● Bloc de texte
══════
Faire du Big Data autrement : comment allier performance, valeur & confiance ?

Faire du Big Data autrement : comment allier performance, valeur & confiance ?

Les possibilités offertes par le traitement des Big Data (ou données massives) créent des opportunités de connaissance client sans précédent, source potentielle de personnalisation très forte des offres et de la relation client mais aussi de vraie différenciation face à la concurrence. Les technologies utilisées aujourd’hui pour collecter, traiter et exploiter ces données accroissent chaque jour davantage les avantages qui peuvent être retirés de ces pratiques, tant du côté du client que du côté des organisations qui les mettent en place, tout en obligeant à prendre des précautions particulières, notamment en termes de protection des données et de la vie privée des usagers.

LES ENJEUX LIÉS AU BIG DATA

Avec l’usage croissant d’outils technologiques toujours plus performants, le développement rapide du e-commerce, du m-commerce voire du f-commerce, l’essor sans précédent des réseaux sociaux et, demain, l’explosion des objets connectés, les questions concernant la collecte, l’usage, le partage, l’exploitation, la valorisation et la protection des données s’avèrent prégnantes à la fois pour les acteurs privés et en termes de politique publique. L’exploitation sans précédent de nos données se fait-elle pour notre plus grand bien ou, au contraire, à notre insu ? Comment contribuer à ce mouvement qui, en tant que consommateur, usager ou simple citoyen, nous dépasse largement et en tirer parti sans pourtant tomber dans les travers du fameux Big Brother ? L’environnement dans lequel nous vivons bouleverse en effet de nombreux codes amenant à se demander ce que représente aujourd’hui la vie privée et si un tel état est toujours désiré et/ou possible dans le monde interconnecté qui est le nôtre aujourd’hui.
══════
[Éléments enregistrés]
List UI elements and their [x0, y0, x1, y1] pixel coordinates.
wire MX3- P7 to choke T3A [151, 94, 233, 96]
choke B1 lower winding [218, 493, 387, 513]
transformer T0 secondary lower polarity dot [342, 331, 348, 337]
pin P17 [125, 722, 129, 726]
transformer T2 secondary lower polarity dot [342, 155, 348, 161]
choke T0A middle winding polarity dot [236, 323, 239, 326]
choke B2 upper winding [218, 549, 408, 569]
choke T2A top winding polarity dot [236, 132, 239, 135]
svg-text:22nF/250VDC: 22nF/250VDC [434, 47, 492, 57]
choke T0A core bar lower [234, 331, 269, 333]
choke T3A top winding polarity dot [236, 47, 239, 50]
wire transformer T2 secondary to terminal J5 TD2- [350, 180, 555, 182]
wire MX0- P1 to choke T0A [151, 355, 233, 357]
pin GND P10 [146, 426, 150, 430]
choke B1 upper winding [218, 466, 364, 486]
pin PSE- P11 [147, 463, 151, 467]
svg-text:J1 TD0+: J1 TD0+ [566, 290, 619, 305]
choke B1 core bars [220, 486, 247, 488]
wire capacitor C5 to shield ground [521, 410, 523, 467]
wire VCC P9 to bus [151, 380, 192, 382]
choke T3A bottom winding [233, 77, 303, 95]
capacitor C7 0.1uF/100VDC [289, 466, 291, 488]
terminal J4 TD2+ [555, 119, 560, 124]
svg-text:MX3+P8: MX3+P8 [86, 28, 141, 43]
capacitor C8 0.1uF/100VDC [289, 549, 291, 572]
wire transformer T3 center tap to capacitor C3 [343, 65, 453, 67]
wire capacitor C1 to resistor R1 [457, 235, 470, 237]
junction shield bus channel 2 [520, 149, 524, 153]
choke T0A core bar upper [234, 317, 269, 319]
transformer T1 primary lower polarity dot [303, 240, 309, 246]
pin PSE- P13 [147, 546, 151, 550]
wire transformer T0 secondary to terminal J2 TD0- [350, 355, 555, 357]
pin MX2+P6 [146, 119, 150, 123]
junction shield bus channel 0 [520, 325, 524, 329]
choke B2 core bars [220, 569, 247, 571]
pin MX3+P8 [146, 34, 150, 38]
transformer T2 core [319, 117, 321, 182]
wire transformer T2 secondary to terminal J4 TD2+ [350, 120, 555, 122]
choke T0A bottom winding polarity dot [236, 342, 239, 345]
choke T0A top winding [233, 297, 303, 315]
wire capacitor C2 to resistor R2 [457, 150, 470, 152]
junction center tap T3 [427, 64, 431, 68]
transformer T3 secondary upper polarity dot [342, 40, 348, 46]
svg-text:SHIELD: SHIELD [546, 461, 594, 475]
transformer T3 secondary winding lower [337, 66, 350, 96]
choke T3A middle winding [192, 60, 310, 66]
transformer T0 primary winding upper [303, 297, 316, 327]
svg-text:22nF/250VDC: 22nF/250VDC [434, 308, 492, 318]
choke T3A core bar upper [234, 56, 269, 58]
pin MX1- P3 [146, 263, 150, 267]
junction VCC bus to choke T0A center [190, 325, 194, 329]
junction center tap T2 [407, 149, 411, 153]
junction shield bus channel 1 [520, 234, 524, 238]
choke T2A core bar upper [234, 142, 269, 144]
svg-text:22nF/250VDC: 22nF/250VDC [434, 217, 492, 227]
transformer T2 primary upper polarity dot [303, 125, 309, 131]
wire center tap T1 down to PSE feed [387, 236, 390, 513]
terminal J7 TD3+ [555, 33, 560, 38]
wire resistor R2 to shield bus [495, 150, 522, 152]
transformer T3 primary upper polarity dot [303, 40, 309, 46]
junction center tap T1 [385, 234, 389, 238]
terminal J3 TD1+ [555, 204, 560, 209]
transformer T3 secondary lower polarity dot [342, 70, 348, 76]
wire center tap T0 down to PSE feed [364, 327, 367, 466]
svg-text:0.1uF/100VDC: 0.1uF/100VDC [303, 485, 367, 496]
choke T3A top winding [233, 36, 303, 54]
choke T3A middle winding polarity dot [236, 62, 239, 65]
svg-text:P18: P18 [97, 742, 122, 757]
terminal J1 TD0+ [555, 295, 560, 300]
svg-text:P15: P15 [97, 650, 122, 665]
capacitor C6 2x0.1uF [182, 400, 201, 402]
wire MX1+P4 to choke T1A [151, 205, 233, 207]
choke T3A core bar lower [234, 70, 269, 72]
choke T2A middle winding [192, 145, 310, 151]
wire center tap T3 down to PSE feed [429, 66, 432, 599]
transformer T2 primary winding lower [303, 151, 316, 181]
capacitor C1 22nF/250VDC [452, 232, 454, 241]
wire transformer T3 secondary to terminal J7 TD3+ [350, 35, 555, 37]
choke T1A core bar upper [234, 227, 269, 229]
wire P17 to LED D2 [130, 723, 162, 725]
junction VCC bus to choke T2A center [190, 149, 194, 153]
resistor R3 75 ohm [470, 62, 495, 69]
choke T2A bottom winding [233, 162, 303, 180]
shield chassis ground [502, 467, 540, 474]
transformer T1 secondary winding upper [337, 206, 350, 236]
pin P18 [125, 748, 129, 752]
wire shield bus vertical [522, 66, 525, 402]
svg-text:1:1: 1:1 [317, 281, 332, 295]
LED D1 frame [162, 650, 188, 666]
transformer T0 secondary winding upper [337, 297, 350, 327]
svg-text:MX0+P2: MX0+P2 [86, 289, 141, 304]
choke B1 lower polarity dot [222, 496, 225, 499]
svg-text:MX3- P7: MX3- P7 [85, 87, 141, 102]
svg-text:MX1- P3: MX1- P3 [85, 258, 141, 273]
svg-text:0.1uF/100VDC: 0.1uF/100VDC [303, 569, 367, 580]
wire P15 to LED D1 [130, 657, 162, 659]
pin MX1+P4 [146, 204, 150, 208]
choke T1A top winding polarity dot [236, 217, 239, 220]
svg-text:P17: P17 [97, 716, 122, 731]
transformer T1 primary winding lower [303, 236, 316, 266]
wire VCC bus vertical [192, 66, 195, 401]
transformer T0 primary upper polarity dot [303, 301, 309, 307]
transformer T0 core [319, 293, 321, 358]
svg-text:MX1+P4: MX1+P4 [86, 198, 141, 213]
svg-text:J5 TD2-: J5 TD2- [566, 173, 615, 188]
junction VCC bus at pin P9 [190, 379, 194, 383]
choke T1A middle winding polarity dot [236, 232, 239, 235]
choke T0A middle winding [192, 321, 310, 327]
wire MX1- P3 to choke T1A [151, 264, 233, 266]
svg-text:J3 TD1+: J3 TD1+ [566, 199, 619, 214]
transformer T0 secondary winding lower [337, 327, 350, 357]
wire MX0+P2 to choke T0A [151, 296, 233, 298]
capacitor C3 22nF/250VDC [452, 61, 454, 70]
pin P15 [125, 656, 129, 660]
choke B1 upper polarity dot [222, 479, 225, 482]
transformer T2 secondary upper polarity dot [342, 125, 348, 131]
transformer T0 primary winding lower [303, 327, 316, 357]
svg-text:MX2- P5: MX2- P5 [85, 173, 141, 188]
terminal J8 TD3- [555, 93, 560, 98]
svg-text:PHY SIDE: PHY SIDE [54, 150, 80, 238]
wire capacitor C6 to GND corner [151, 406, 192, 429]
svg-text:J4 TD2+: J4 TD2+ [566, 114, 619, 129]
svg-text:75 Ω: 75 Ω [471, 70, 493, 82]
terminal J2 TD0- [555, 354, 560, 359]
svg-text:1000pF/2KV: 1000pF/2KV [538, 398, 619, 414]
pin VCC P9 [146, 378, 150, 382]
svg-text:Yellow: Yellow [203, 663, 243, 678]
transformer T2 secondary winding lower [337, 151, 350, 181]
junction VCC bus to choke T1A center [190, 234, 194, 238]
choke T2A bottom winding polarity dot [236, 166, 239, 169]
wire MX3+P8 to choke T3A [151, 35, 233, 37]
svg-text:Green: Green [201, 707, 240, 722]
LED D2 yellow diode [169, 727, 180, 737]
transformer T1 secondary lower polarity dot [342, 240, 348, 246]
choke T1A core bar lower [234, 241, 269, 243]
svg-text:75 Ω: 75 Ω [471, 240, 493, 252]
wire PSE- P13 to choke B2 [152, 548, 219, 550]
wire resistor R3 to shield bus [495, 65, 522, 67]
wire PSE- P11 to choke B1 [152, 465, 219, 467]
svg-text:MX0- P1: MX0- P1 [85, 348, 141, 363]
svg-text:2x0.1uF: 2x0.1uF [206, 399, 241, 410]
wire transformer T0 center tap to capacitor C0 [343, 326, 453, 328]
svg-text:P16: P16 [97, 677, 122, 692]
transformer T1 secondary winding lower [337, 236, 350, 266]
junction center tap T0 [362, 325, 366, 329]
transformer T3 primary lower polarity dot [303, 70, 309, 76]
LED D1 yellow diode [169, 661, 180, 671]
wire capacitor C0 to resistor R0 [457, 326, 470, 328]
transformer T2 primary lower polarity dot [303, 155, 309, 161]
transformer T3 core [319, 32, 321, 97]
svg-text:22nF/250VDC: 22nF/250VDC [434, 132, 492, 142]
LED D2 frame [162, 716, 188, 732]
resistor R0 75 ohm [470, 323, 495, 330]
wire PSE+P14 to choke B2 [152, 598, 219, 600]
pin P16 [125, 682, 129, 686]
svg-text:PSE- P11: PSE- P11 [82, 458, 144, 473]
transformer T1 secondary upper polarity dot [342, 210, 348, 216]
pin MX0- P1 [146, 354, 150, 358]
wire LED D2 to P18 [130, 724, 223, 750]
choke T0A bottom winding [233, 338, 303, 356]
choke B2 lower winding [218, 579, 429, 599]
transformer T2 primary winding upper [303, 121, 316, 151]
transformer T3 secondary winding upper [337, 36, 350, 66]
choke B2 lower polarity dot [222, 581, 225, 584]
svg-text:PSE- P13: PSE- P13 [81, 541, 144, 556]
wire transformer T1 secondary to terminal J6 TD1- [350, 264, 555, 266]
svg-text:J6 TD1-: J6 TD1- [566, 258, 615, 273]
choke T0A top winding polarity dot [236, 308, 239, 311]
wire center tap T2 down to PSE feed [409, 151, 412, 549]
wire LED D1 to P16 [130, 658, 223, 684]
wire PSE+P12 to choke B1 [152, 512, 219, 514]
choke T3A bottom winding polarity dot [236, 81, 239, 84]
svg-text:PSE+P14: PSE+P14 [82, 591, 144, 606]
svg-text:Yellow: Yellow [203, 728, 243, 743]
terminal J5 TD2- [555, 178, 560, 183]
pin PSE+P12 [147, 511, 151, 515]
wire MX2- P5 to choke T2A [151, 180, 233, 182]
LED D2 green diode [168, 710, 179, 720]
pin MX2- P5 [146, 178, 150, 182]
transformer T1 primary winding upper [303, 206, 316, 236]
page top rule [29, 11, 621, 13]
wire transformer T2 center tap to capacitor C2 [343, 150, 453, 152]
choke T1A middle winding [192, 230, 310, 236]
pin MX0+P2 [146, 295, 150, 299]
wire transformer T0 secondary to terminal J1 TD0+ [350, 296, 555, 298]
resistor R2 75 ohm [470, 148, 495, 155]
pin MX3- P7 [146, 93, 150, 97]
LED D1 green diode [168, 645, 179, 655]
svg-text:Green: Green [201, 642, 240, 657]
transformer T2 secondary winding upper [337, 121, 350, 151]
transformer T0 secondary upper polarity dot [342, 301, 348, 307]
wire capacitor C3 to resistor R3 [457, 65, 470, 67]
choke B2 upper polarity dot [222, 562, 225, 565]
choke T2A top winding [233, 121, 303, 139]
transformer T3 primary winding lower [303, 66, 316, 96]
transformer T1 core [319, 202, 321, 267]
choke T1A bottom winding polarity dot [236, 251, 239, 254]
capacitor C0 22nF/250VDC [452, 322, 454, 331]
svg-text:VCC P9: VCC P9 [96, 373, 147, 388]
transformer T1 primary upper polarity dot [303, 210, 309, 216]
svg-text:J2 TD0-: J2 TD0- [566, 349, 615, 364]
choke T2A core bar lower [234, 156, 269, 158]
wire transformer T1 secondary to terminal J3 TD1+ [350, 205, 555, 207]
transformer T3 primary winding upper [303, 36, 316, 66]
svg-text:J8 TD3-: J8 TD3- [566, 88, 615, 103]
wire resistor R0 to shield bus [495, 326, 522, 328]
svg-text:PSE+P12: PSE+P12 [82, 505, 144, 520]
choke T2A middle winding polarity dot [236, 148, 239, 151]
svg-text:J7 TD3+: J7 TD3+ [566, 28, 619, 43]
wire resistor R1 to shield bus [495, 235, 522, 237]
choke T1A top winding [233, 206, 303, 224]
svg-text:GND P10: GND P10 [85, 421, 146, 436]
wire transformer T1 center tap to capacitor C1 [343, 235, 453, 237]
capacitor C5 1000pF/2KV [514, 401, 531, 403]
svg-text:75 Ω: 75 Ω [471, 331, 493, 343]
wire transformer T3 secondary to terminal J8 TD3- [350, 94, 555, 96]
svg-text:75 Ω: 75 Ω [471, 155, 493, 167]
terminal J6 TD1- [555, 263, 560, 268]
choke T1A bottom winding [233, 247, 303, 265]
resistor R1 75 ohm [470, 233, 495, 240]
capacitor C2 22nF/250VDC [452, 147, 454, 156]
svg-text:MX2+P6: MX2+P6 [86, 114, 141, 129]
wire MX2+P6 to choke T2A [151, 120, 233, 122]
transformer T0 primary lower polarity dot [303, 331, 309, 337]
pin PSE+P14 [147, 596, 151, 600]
══════
● Série de tâches
1/ Répondez à ces questions sur le texte sur le Big Data :
(a) Dans quels domaines les technologies obligent-elles notamment à prendre des précautions particulières ?
(b) Quelle explosion le texte annonce-t-il pour demain ?
(c) Dans quels travers le texte dit-il qu'il ne faut pas tomber ?
2/ Poursuivez le texte sur le Big Data à partir de sa dernière phrase.
Ce matériel n'a aucun rapport avec le texte sur le Big Data.

● Les réponses
1/
(a) La protection des données et de la vie privée des usagers.
(b) L'explosion des objets connectés.
(c) Les travers du fameux Big Brother.

2/
Le degré actuel de discussion autour de ces questions montre qu’il s’agit d’un sujet important à la fois pour les citoyens en général et les consommateurs en particulier qui souhaitent maitriser au maximum ce que les organisations savent sur eux, pour les entreprises elles-mêmes qui doivent identifier le seuil à ne pas dépasser pour que leurs actions commerciales ne soient pas perçues comme intrusives et, enfin, pour les pouvoirs publics qui doivent trouver un compromis entre la protection de l’individu et le nécessaire progrès économique, d’une part et niveau de sécurité, d’autre part. De nombreux médias avaient parié que tant que les enjeux de vie privée ne seraient pas pris en compte par les organisations, les consommateurs refuseraient d’adopter certains outils ou services digitaux, pouvant ainsi mettre en péril le développement économique. Si la réalité est plutôt venue les démentir, il reste certain que l’exploitation des Big Data représente clairement un des enjeux de management majeurs pour les cinq prochaines années.

UN NÉCESSAIRE RETOUR SUR INVESTISSEMENT

L’acquisition et le traitement de ces données massives par les entreprises du secteur traditionnel de l’industrie ou du commerce représentent un investissement élevé : nouvelles compétences, nouveaux outils qui génèrent souvent une transformation importante des procès et des organisations. Pour elles, il s’agit d’identifier rapidement les manières de créer de la valeur afin d’obtenir un ROI sur ces investissements.

Ces outils et techniques du Big Data sont par ailleurs devenus le cœur d’activité d’un nombre croissant d’entreprises qui valorisent leurs actions digitales à travers des indicateurs le plus souvent quantitatifs (taux de conversion, taux de transformation, …).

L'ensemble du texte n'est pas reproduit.